Listings of boxed layout items
.....
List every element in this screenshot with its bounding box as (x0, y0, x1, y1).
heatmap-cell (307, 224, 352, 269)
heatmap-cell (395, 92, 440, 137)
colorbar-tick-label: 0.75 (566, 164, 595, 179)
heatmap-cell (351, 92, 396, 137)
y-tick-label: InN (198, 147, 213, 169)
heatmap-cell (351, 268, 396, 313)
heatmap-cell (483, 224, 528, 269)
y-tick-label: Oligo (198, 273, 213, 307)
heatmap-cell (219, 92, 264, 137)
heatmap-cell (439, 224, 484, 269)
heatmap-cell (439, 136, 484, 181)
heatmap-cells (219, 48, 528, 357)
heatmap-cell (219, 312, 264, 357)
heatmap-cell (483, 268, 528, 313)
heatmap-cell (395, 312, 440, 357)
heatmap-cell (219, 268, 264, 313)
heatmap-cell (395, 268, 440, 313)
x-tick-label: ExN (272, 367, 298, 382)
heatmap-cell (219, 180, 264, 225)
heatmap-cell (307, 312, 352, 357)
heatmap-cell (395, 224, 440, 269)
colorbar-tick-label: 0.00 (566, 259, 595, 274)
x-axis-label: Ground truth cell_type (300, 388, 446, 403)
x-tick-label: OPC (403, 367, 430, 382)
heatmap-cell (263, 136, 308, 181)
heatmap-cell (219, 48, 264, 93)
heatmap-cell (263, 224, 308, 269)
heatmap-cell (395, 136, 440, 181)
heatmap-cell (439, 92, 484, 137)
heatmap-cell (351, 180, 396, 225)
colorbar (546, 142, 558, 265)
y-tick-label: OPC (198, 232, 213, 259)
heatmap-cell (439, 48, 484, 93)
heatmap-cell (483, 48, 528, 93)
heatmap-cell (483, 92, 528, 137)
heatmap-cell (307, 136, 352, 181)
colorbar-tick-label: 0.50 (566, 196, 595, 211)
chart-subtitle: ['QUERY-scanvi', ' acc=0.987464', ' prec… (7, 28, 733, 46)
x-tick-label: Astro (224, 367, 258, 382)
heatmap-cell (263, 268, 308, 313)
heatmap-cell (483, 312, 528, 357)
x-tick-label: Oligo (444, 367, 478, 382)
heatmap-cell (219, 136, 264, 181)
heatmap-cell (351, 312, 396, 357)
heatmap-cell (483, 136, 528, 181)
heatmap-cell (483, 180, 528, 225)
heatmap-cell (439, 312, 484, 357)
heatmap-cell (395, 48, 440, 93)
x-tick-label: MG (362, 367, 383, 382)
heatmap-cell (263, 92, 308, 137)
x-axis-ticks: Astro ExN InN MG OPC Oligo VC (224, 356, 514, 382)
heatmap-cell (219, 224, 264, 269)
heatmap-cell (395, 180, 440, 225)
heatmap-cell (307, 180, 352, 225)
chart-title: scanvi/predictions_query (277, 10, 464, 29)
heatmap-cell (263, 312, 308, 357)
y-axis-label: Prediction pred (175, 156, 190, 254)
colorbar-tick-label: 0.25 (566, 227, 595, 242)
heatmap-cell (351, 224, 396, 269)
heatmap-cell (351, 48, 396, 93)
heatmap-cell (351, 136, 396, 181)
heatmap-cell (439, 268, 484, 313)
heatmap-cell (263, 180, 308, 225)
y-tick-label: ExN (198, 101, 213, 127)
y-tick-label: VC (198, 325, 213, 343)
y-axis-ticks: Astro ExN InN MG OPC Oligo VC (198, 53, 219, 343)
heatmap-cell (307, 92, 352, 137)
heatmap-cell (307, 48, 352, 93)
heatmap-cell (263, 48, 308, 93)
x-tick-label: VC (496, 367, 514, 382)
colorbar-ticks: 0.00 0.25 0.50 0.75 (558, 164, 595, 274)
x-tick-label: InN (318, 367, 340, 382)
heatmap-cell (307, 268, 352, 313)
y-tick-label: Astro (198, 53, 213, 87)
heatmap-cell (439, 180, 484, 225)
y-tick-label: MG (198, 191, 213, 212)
.....
> DESCRIPTION OF THE TASK
Please render every line from the entries above as a Markdown table with two columns, "Row" for the running number and "Line" for the text, skipping any blank lines.

> REPLY TO THE TASK
| Row | Line |
|---|---|
| 1 | List every element in this screenshot with its bounding box as (x0, y0, x1, y1). |
| 2 | heatmap-cell (307, 224, 352, 269) |
| 3 | heatmap-cell (395, 92, 440, 137) |
| 4 | colorbar-tick-label: 0.75 (566, 164, 595, 179) |
| 5 | heatmap-cell (351, 92, 396, 137) |
| 6 | y-tick-label: InN (198, 147, 213, 169) |
| 7 | heatmap-cell (351, 268, 396, 313) |
| 8 | heatmap-cell (483, 224, 528, 269) |
| 9 | y-tick-label: Oligo (198, 273, 213, 307) |
| 10 | heatmap-cell (219, 92, 264, 137) |
| 11 | heatmap-cell (439, 224, 484, 269) |
| 12 | heatmap-cell (439, 136, 484, 181) |
| 13 | heatmap-cells (219, 48, 528, 357) |
| 14 | heatmap-cell (219, 312, 264, 357) |
| 15 | heatmap-cell (483, 268, 528, 313) |
| 16 | heatmap-cell (395, 312, 440, 357) |
| 17 | heatmap-cell (219, 268, 264, 313) |
| 18 | heatmap-cell (395, 268, 440, 313) |
| 19 | x-tick-label: ExN (272, 367, 298, 382) |
| 20 | heatmap-cell (219, 180, 264, 225) |
| 21 | heatmap-cell (307, 312, 352, 357) |
| 22 | heatmap-cell (395, 224, 440, 269) |
| 23 | colorbar-tick-label: 0.00 (566, 259, 595, 274) |
| 24 | x-axis-label: Ground truth cell_type (300, 388, 446, 403) |
| 25 | x-tick-label: OPC (403, 367, 430, 382) |
| 26 | heatmap-cell (263, 136, 308, 181) |
| 27 | heatmap-cell (219, 48, 264, 93) |
| 28 | heatmap-cell (263, 224, 308, 269) |
| 29 | heatmap-cell (395, 136, 440, 181) |
| 30 | heatmap-cell (439, 92, 484, 137) |
| 31 | heatmap-cell (351, 180, 396, 225) |
| 32 | colorbar (546, 142, 558, 265) |
| 33 | y-tick-label: OPC (198, 232, 213, 259) |
| 34 | heatmap-cell (439, 48, 484, 93) |
| 35 | heatmap-cell (483, 48, 528, 93) |
| 36 | heatmap-cell (483, 92, 528, 137) |
| 37 | heatmap-cell (307, 136, 352, 181) |
| 38 | colorbar-tick-label: 0.50 (566, 196, 595, 211) |
| 39 | chart-subtitle: ['QUERY-scanvi', ' acc=0.987464', ' prec… (7, 28, 733, 46) |
| 40 | x-tick-label: Astro (224, 367, 258, 382) |
| 41 | heatmap-cell (263, 268, 308, 313) |
| 42 | heatmap-cell (483, 312, 528, 357) |
| 43 | x-tick-label: Oligo (444, 367, 478, 382) |
| 44 | heatmap-cell (219, 136, 264, 181) |
| 45 | heatmap-cell (351, 312, 396, 357) |
| 46 | heatmap-cell (483, 136, 528, 181) |
| 47 | heatmap-cell (483, 180, 528, 225) |
| 48 | heatmap-cell (439, 312, 484, 357) |
| 49 | heatmap-cell (395, 48, 440, 93) |
| 50 | x-tick-label: MG (362, 367, 383, 382) |
| 51 | heatmap-cell (263, 92, 308, 137) |
| 52 | x-axis-ticks: Astro ExN InN MG OPC Oligo VC (224, 356, 514, 382) |
| 53 | heatmap-cell (219, 224, 264, 269) |
| 54 | heatmap-cell (395, 180, 440, 225) |
| 55 | heatmap-cell (307, 180, 352, 225) |
| 56 | chart-title: scanvi/predictions_query (277, 10, 464, 29) |
| 57 | heatmap-cell (263, 312, 308, 357) |
| 58 | y-axis-label: Prediction pred (175, 156, 190, 254) |
| 59 | colorbar-tick-label: 0.25 (566, 227, 595, 242) |
| 60 | heatmap-cell (351, 224, 396, 269) |
| 61 | heatmap-cell (351, 48, 396, 93) |
| 62 | heatmap-cell (351, 136, 396, 181) |
| 63 | heatmap-cell (439, 268, 484, 313) |
| 64 | heatmap-cell (263, 180, 308, 225) |
| 65 | y-tick-label: ExN (198, 101, 213, 127) |
| 66 | y-tick-label: VC (198, 325, 213, 343) |
| 67 | y-axis-ticks: Astro ExN InN MG OPC Oligo VC (198, 53, 219, 343) |
| 68 | heatmap-cell (307, 92, 352, 137) |
| 69 | heatmap-cell (307, 48, 352, 93) |
| 70 | heatmap-cell (263, 48, 308, 93) |
| 71 | x-tick-label: VC (496, 367, 514, 382) |
| 72 | colorbar-ticks: 0.00 0.25 0.50 0.75 (558, 164, 595, 274) |
| 73 | x-tick-label: InN (318, 367, 340, 382) |
| 74 | heatmap-cell (307, 268, 352, 313) |
| 75 | y-tick-label: Astro (198, 53, 213, 87) |
| 76 | heatmap-cell (439, 180, 484, 225) |
| 77 | y-tick-label: MG (198, 191, 213, 212) |